**REQUEST:** State how many lines in the listing below include the word "watermark", and add nothing besides the number.

**EXTRACTED MATERIAL:**
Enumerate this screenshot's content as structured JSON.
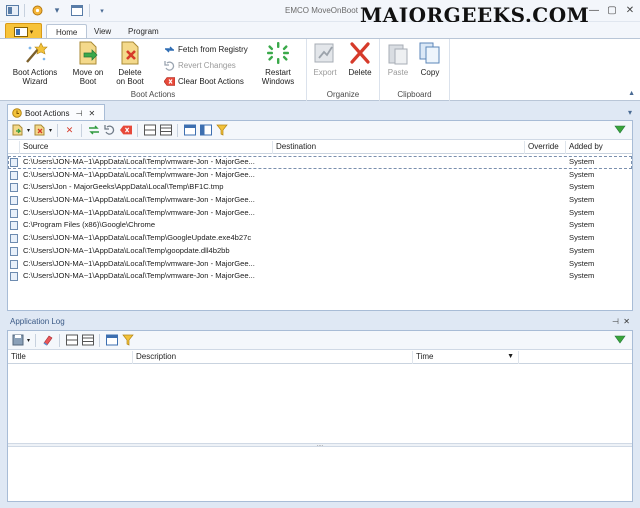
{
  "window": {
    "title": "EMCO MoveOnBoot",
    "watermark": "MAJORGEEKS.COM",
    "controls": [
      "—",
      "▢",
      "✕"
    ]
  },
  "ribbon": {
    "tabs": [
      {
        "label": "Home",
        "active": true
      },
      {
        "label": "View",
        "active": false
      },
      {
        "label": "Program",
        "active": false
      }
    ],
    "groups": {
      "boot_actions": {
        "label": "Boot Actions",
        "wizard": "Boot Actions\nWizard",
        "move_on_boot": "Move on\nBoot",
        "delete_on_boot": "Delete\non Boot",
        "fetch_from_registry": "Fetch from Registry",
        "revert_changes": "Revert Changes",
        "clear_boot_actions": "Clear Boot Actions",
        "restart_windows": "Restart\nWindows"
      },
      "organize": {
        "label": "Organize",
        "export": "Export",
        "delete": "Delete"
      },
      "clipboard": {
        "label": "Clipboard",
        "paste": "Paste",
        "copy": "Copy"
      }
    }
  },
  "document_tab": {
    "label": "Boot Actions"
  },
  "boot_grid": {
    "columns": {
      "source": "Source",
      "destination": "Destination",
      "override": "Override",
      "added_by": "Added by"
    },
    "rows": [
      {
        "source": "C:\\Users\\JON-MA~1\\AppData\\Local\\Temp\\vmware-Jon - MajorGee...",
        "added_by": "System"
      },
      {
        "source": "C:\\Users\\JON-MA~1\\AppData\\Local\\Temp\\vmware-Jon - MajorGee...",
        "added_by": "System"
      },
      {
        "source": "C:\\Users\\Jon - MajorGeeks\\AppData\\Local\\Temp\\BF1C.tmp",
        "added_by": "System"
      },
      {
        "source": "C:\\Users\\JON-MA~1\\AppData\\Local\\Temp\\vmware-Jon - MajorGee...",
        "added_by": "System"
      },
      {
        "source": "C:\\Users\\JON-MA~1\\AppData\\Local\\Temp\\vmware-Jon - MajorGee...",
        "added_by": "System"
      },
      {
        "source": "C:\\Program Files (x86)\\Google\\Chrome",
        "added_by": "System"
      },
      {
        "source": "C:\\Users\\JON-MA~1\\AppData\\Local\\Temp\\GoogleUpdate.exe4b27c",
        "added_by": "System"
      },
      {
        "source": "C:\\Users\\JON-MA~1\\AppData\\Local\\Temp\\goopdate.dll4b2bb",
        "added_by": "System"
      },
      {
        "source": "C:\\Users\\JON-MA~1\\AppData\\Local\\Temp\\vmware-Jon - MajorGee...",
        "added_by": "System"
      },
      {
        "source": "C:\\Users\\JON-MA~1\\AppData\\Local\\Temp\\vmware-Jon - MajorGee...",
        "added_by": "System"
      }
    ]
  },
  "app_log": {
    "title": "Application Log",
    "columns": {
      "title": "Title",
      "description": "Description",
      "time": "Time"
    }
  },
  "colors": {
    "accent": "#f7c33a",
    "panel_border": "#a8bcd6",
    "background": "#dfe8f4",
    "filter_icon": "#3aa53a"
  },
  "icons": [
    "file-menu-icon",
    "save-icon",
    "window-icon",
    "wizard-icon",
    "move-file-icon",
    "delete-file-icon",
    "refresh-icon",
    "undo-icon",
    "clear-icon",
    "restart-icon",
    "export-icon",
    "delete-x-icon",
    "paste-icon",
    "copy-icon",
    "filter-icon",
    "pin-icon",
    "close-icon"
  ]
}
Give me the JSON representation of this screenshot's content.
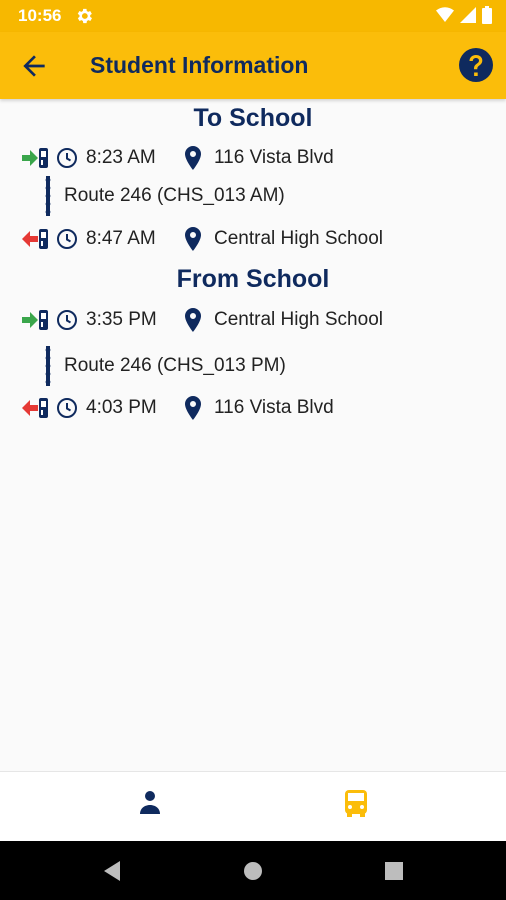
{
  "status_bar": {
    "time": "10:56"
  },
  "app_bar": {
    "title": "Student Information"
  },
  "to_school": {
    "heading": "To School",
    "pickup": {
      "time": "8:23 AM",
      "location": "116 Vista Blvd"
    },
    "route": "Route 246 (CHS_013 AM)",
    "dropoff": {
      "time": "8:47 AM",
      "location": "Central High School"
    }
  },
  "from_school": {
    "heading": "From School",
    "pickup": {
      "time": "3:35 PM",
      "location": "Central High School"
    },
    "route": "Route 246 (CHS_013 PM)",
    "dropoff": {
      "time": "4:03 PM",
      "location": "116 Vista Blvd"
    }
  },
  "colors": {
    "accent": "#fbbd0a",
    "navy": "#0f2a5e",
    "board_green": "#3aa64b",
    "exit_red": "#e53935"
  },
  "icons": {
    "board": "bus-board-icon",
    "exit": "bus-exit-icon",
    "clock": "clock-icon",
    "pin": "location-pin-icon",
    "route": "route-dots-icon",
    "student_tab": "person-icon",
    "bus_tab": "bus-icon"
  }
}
--
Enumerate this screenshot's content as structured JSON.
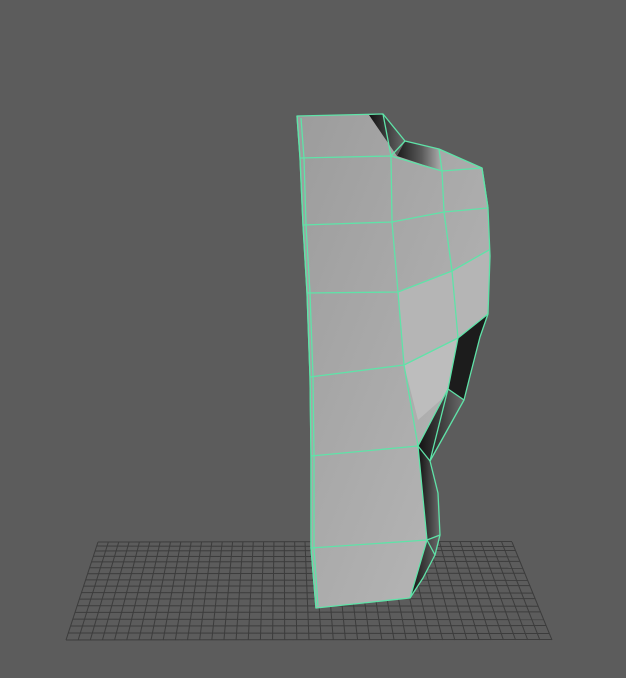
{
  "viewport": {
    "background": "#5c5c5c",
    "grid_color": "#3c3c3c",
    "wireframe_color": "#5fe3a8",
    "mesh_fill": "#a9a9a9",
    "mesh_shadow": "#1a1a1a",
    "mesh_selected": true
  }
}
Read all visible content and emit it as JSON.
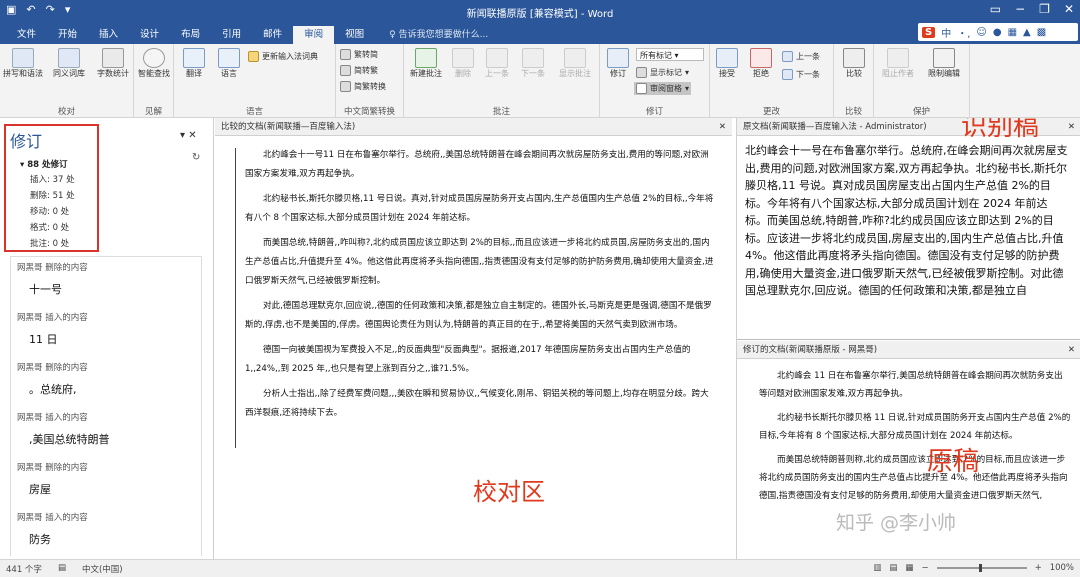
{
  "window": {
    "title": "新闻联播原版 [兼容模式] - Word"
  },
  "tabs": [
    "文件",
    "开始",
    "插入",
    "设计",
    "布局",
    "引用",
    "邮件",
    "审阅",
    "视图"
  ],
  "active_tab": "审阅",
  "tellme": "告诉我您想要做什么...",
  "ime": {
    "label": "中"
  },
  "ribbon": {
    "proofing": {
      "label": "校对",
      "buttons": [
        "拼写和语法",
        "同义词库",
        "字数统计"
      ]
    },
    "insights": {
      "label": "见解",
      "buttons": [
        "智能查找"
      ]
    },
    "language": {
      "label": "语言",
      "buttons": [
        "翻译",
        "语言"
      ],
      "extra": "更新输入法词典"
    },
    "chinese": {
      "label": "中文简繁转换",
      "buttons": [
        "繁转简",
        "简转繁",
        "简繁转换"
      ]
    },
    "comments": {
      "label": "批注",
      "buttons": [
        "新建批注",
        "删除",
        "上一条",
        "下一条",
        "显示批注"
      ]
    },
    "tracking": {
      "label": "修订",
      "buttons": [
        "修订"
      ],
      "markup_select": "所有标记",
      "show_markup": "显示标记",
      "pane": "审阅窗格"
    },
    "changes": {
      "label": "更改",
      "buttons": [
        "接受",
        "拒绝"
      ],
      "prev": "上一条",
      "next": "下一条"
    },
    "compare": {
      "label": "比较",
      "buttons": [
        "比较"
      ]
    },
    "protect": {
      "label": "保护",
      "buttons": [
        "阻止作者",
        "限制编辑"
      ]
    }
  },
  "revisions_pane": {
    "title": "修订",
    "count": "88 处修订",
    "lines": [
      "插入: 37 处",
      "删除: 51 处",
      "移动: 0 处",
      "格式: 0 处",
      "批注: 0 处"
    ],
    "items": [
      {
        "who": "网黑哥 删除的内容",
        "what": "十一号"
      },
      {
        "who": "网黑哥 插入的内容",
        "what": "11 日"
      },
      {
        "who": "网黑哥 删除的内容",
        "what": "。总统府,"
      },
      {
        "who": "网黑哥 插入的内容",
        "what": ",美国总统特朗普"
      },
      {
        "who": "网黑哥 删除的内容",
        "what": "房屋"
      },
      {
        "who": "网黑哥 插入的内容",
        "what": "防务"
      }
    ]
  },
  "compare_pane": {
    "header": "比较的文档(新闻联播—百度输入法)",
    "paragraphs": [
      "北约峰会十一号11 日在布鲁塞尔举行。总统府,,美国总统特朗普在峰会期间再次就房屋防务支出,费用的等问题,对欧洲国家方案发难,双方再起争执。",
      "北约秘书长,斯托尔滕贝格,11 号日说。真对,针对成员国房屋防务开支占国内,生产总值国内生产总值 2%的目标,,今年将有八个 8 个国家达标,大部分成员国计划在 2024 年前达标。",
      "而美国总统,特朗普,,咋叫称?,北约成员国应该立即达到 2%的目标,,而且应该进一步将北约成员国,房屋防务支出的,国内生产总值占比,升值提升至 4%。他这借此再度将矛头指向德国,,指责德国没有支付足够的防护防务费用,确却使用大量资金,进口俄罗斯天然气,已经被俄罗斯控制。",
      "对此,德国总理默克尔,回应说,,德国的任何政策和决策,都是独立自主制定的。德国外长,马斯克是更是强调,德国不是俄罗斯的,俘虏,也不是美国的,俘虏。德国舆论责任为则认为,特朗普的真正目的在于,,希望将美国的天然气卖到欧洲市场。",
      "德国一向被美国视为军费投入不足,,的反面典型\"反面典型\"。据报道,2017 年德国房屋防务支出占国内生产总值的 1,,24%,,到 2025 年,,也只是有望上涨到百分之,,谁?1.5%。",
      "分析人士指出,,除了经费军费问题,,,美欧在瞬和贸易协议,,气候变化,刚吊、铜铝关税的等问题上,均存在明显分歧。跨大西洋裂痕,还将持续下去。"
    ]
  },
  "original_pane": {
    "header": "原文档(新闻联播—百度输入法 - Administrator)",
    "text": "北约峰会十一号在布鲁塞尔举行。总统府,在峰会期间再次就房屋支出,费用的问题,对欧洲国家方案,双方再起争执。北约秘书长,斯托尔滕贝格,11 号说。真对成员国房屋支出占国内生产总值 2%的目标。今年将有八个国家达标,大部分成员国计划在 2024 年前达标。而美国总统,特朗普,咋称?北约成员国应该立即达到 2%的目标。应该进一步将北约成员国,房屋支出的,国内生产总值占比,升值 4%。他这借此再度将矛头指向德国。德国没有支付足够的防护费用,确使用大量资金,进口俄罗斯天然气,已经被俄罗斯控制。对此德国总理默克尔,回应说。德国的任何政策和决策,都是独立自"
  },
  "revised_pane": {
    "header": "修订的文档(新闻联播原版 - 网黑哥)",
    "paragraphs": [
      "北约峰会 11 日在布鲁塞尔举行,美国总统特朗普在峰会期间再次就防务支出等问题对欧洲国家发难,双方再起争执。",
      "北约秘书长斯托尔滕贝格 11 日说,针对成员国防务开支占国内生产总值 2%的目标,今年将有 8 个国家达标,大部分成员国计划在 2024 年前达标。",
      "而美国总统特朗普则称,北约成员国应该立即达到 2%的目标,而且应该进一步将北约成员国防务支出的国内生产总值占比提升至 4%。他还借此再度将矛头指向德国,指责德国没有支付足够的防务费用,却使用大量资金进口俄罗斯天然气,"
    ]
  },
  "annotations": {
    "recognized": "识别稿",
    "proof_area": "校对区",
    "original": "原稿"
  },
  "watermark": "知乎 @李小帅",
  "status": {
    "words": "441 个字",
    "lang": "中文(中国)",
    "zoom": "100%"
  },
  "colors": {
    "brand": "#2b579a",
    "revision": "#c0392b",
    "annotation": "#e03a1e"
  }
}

**COMPLETE RESPONSE:** 2